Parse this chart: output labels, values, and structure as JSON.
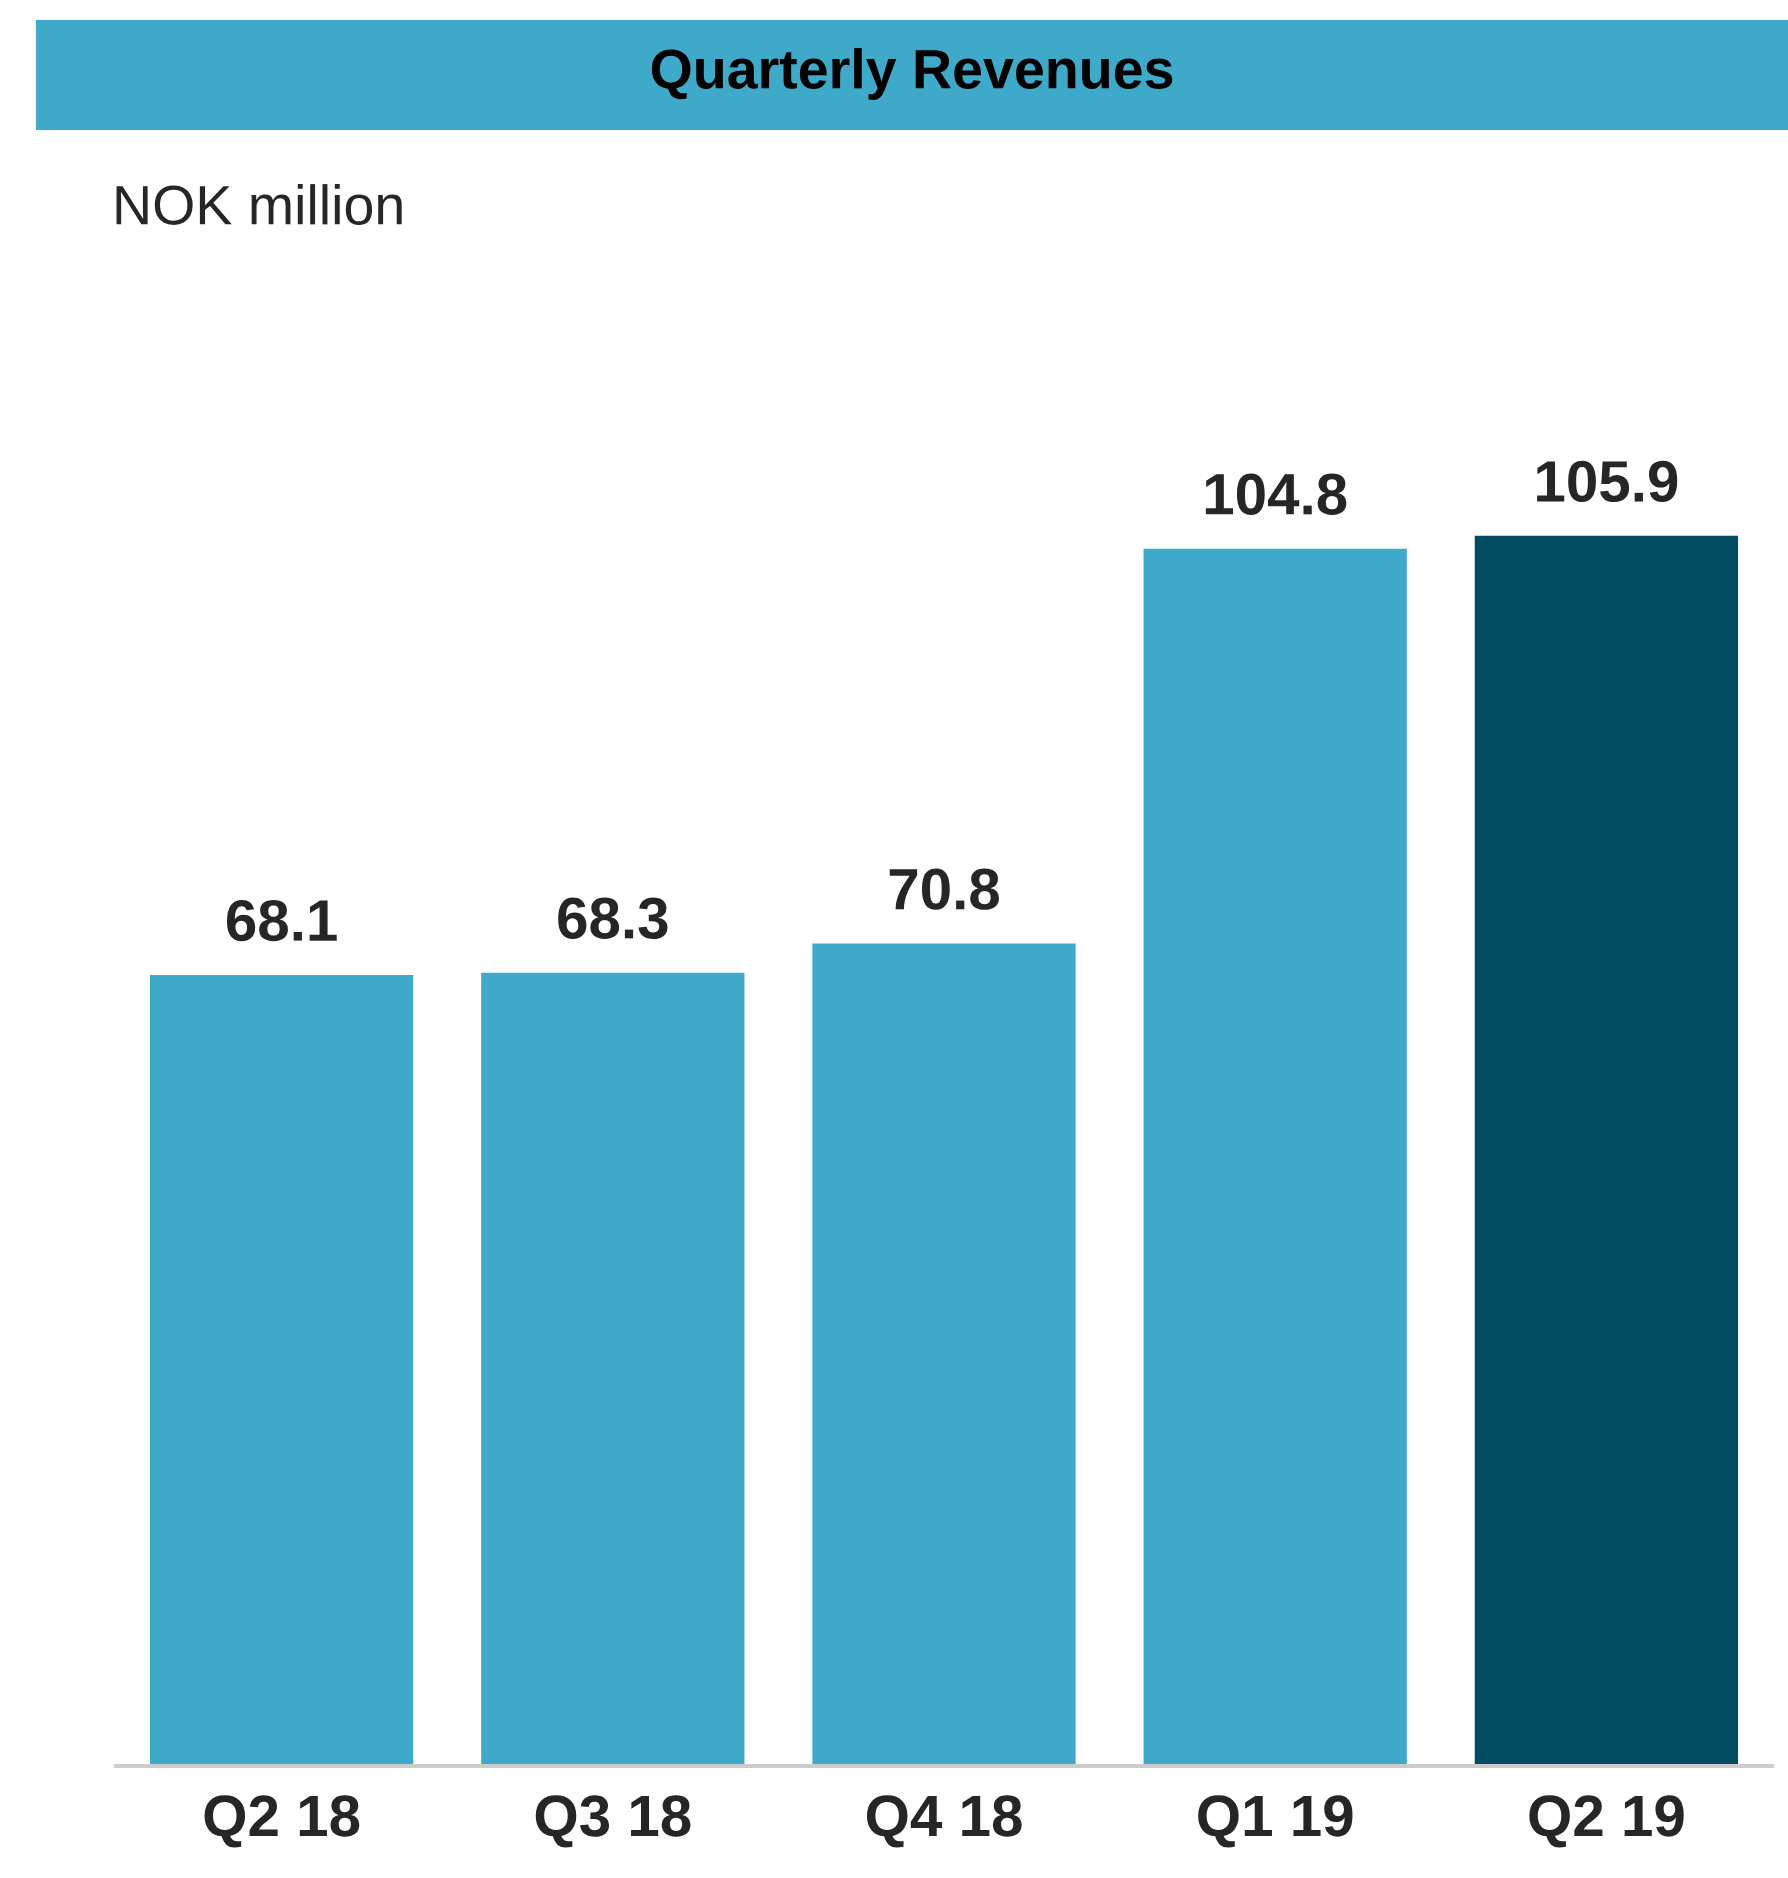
{
  "chart_data": {
    "type": "bar",
    "title": "Quarterly Revenues",
    "subtitle": "NOK million",
    "categories": [
      "Q2 18",
      "Q3 18",
      "Q4 18",
      "Q1 19",
      "Q2 19"
    ],
    "values": [
      68.1,
      68.3,
      70.8,
      104.8,
      105.9
    ],
    "colors": [
      "#3fa9c9",
      "#3fa9c9",
      "#3fa9c9",
      "#3fa9c9",
      "#034d63"
    ],
    "data_labels": true,
    "grid": false,
    "legend": false
  }
}
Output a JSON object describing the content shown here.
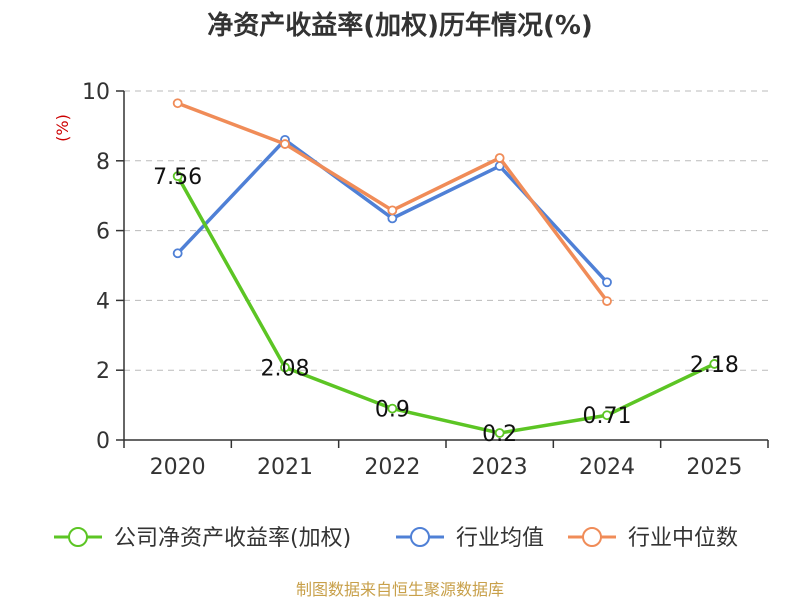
{
  "chart_data": {
    "type": "line",
    "title": "净资产收益率(加权)历年情况(%)",
    "ylabel": "(%)",
    "categories": [
      "2020",
      "2021",
      "2022",
      "2023",
      "2024",
      "2025"
    ],
    "ylim": [
      0,
      10
    ],
    "yticks": [
      "0",
      "2",
      "4",
      "6",
      "8",
      "10"
    ],
    "grid": true,
    "legend_position": "bottom",
    "series": [
      {
        "name": "公司净资产收益率(加权)",
        "color": "#5cc524",
        "values": [
          7.56,
          2.08,
          0.9,
          0.2,
          0.71,
          2.18
        ],
        "labels": [
          "7.56",
          "2.08",
          "0.9",
          "0.2",
          "0.71",
          "2.18"
        ]
      },
      {
        "name": "行业均值",
        "color": "#4f80d6",
        "values": [
          5.35,
          8.6,
          6.35,
          7.85,
          4.52,
          null
        ]
      },
      {
        "name": "行业中位数",
        "color": "#f08c58",
        "values": [
          9.65,
          8.48,
          6.58,
          8.08,
          3.98,
          null
        ]
      }
    ]
  },
  "footer": {
    "source": "制图数据来自恒生聚源数据库"
  }
}
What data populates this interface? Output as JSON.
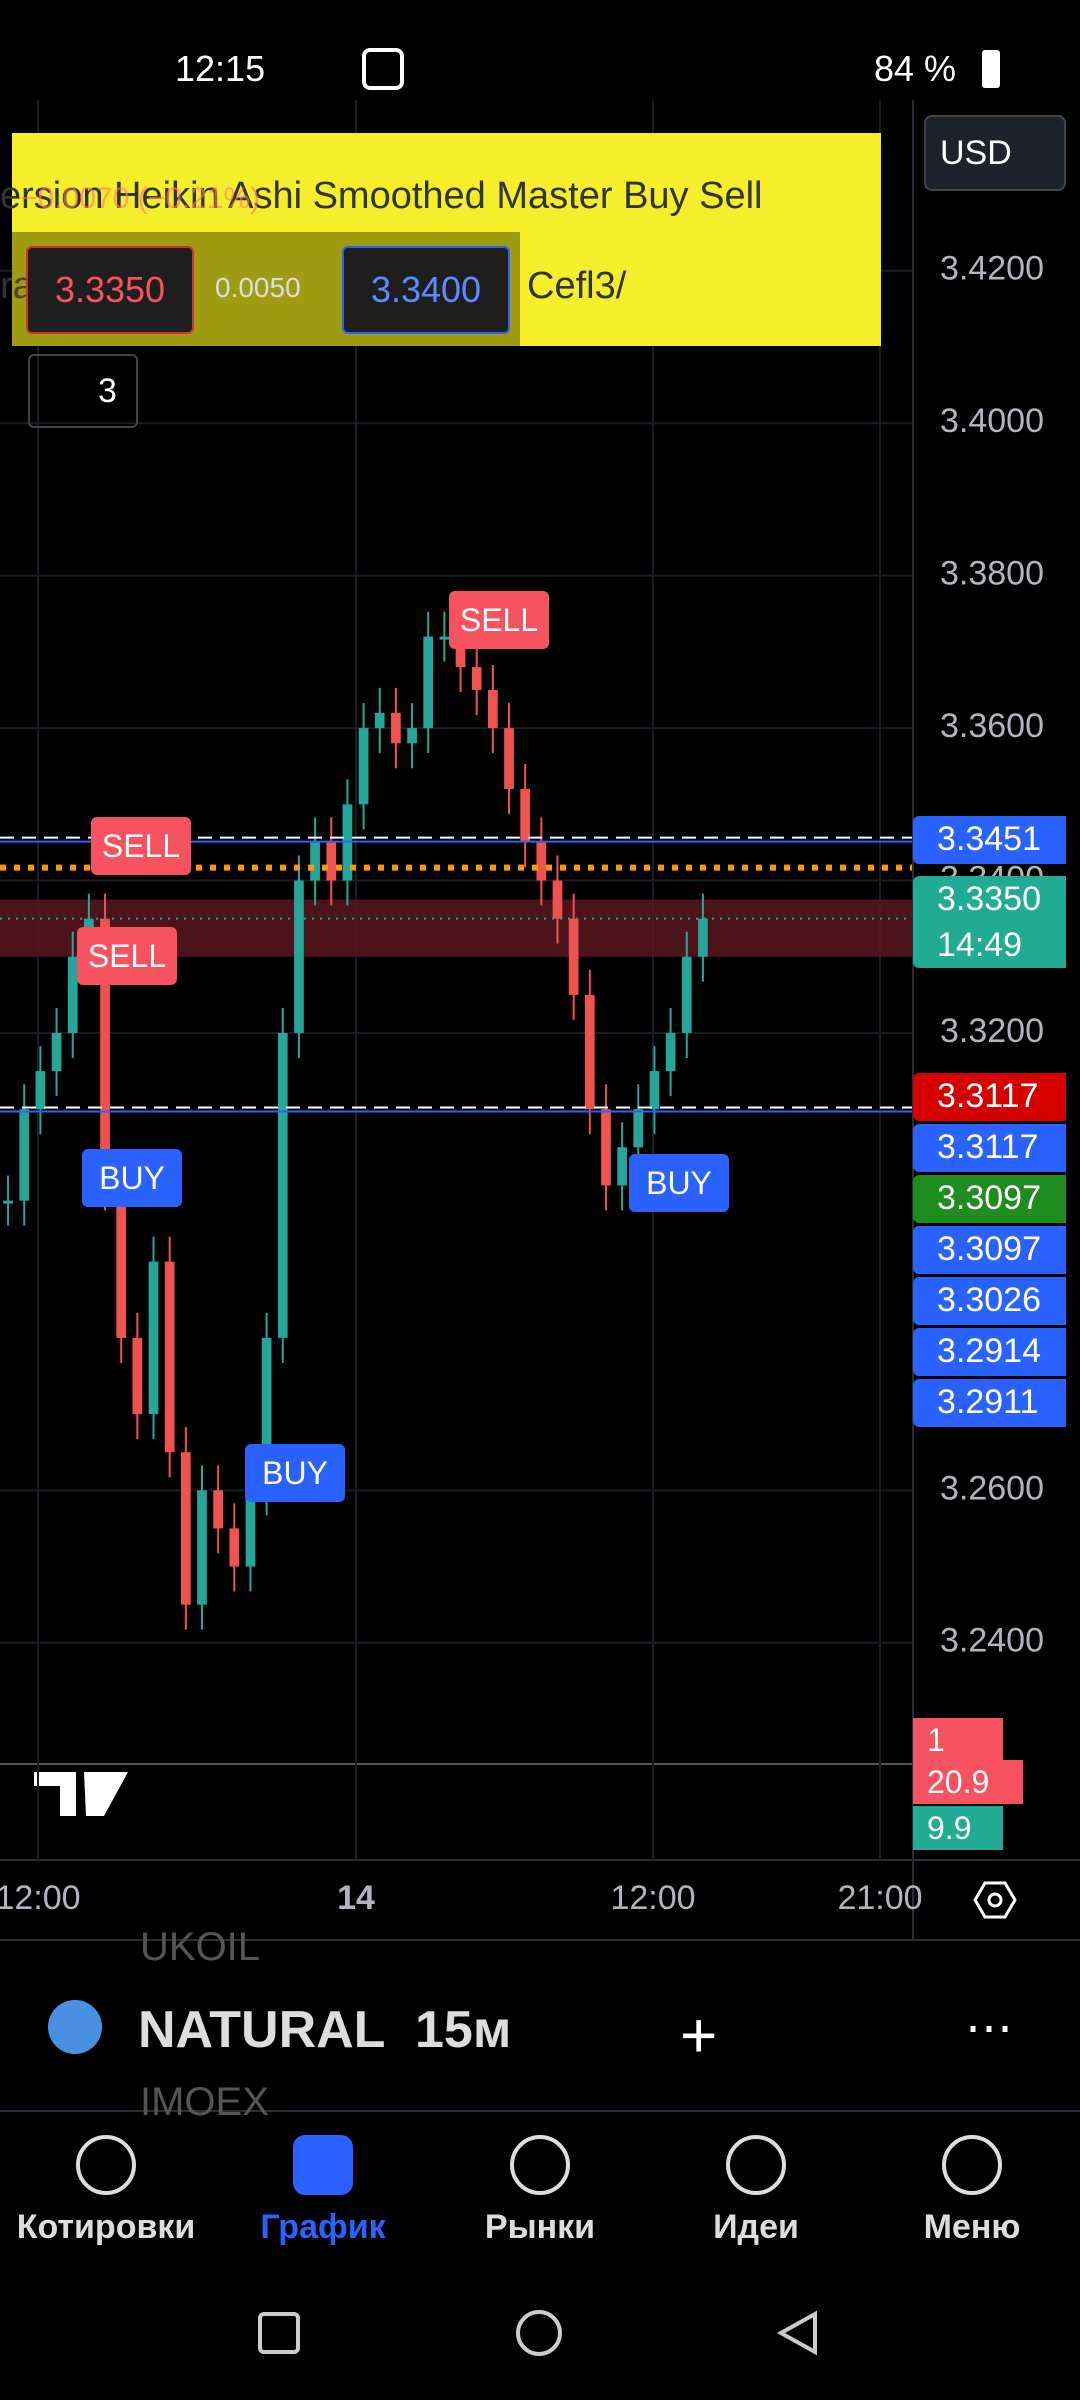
----
__PROMPT__.
All the records need to be repeated exactly, with the images dropped.

__WRITTEN SOLUTION__.
Parse this chart: output labels, values, and structure as JSON.
{
  "chart_data": {
    "type": "bar",
    "title": "Quarterly Revenues",
    "subtitle": "NOK million",
    "categories": [
      "Q2 18",
      "Q3 18",
      "Q4 18",
      "Q1 19",
      "Q2 19"
    ],
    "values": [
      68.1,
      68.3,
      70.8,
      104.8,
      105.9
    ],
    "colors": [
      "#3fa9c9",
      "#3fa9c9",
      "#3fa9c9",
      "#3fa9c9",
      "#034d63"
    ],
    "data_labels": true,
    "grid": false,
    "legend": false
  }
}
Output a JSON object describing the content shown here.
{
  "chart_data": {
    "type": "line",
    "title": "净资产收益率(加权)历年情况(%)",
    "ylabel": "(%)",
    "categories": [
      "2020",
      "2021",
      "2022",
      "2023",
      "2024",
      "2025"
    ],
    "ylim": [
      0,
      10
    ],
    "yticks": [
      "0",
      "2",
      "4",
      "6",
      "8",
      "10"
    ],
    "grid": true,
    "legend_position": "bottom",
    "series": [
      {
        "name": "公司净资产收益率(加权)",
        "color": "#5cc524",
        "values": [
          7.56,
          2.08,
          0.9,
          0.2,
          0.71,
          2.18
        ],
        "labels": [
          "7.56",
          "2.08",
          "0.9",
          "0.2",
          "0.71",
          "2.18"
        ]
      },
      {
        "name": "行业均值",
        "color": "#4f80d6",
        "values": [
          5.35,
          8.6,
          6.35,
          7.85,
          4.52,
          null
        ]
      },
      {
        "name": "行业中位数",
        "color": "#f08c58",
        "values": [
          9.65,
          8.48,
          6.58,
          8.08,
          3.98,
          null
        ]
      }
    ]
  },
  "footer": {
    "source": "制图数据来自恒生聚源数据库"
  }
}
What data populates this interface? Output as JSON.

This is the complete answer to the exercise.